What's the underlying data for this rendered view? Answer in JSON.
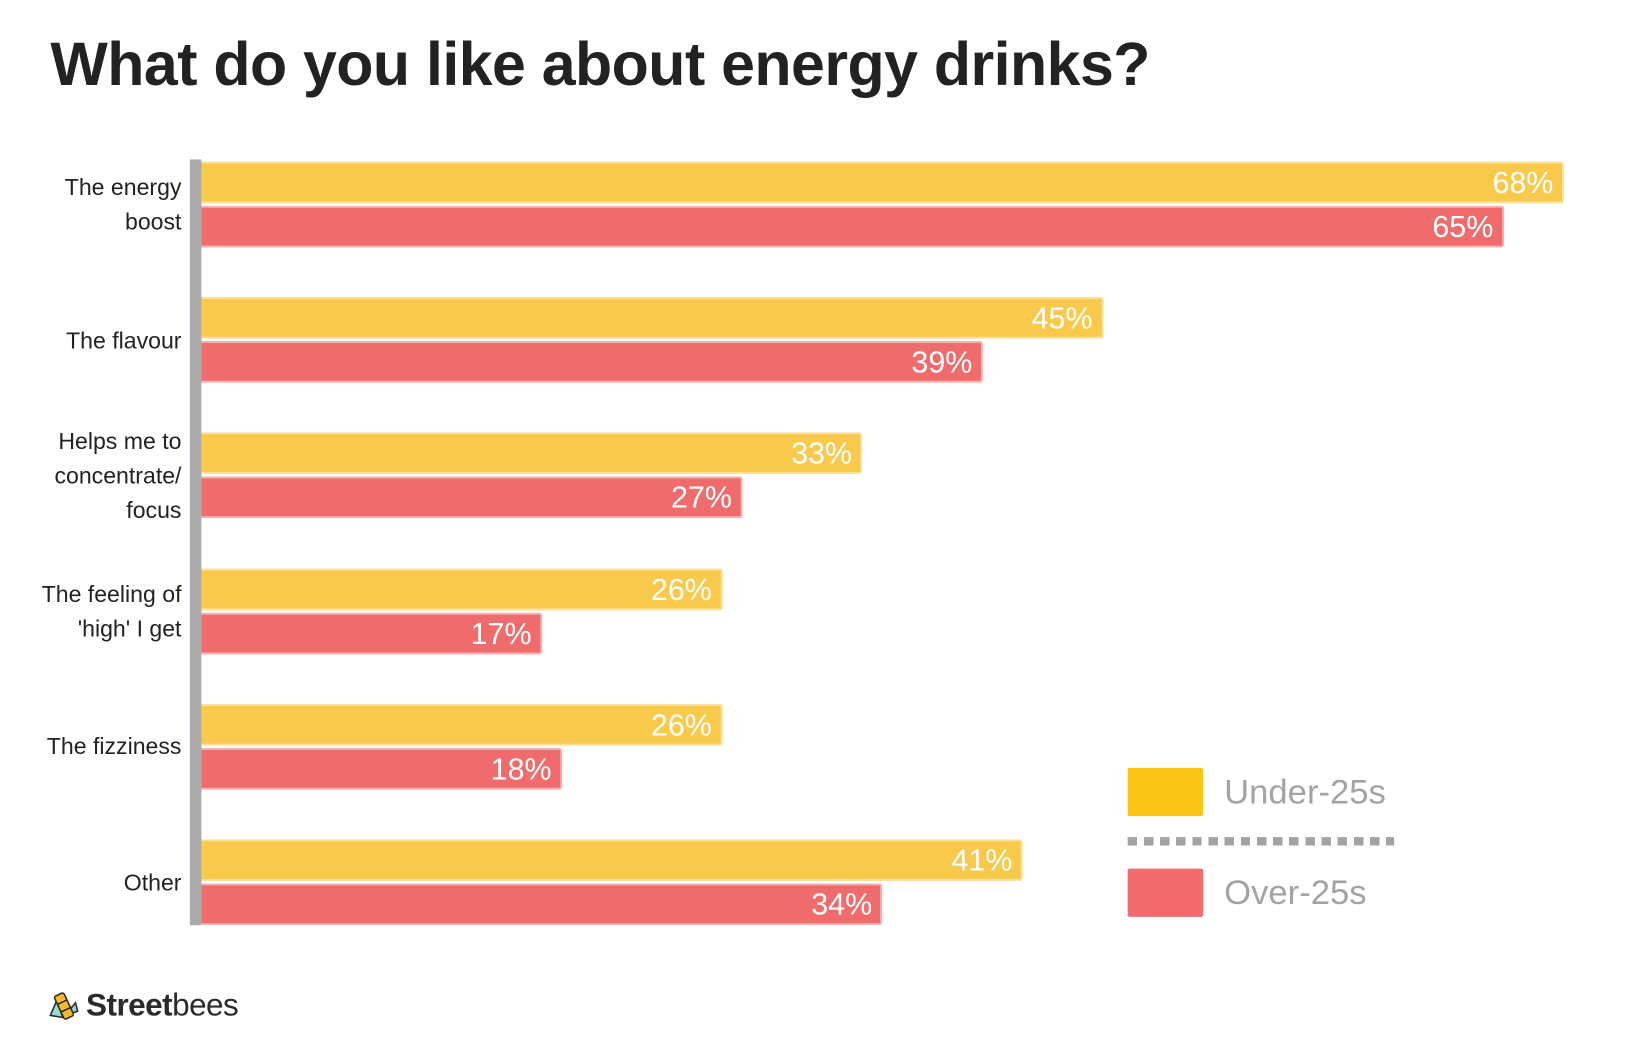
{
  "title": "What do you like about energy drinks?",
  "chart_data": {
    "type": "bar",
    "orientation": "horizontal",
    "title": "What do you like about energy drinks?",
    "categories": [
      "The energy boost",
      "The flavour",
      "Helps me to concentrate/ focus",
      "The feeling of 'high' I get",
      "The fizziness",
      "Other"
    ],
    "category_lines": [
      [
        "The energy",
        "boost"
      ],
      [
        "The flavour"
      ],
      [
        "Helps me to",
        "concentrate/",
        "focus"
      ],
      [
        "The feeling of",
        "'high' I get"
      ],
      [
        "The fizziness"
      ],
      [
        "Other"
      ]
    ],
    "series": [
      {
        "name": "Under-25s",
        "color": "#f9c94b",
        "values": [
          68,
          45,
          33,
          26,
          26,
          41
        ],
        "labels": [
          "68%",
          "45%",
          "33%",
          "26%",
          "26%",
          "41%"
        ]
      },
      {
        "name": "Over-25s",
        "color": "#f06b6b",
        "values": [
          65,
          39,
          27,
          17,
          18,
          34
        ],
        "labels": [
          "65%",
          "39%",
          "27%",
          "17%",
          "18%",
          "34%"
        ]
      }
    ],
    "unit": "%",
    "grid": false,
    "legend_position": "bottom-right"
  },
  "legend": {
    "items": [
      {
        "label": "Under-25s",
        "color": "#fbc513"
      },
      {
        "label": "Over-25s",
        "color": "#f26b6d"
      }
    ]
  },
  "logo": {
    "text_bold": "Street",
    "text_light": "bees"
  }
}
--------
Give the entries again word for word, but skip the pictures.

## Worked answer
What's the underlying data for this rendered view? Answer in JSON.
{
  "title": "What do you like about energy drinks?",
  "chart_data": {
    "type": "bar",
    "orientation": "horizontal",
    "title": "What do you like about energy drinks?",
    "categories": [
      "The energy boost",
      "The flavour",
      "Helps me to concentrate/ focus",
      "The feeling of 'high' I get",
      "The fizziness",
      "Other"
    ],
    "category_lines": [
      [
        "The energy",
        "boost"
      ],
      [
        "The flavour"
      ],
      [
        "Helps me to",
        "concentrate/",
        "focus"
      ],
      [
        "The feeling of",
        "'high' I get"
      ],
      [
        "The fizziness"
      ],
      [
        "Other"
      ]
    ],
    "series": [
      {
        "name": "Under-25s",
        "color": "#f9c94b",
        "values": [
          68,
          45,
          33,
          26,
          26,
          41
        ],
        "labels": [
          "68%",
          "45%",
          "33%",
          "26%",
          "26%",
          "41%"
        ]
      },
      {
        "name": "Over-25s",
        "color": "#f06b6b",
        "values": [
          65,
          39,
          27,
          17,
          18,
          34
        ],
        "labels": [
          "65%",
          "39%",
          "27%",
          "17%",
          "18%",
          "34%"
        ]
      }
    ],
    "unit": "%",
    "grid": false,
    "legend_position": "bottom-right"
  },
  "legend": {
    "items": [
      {
        "label": "Under-25s",
        "color": "#fbc513"
      },
      {
        "label": "Over-25s",
        "color": "#f26b6d"
      }
    ]
  },
  "logo": {
    "text_bold": "Street",
    "text_light": "bees"
  }
}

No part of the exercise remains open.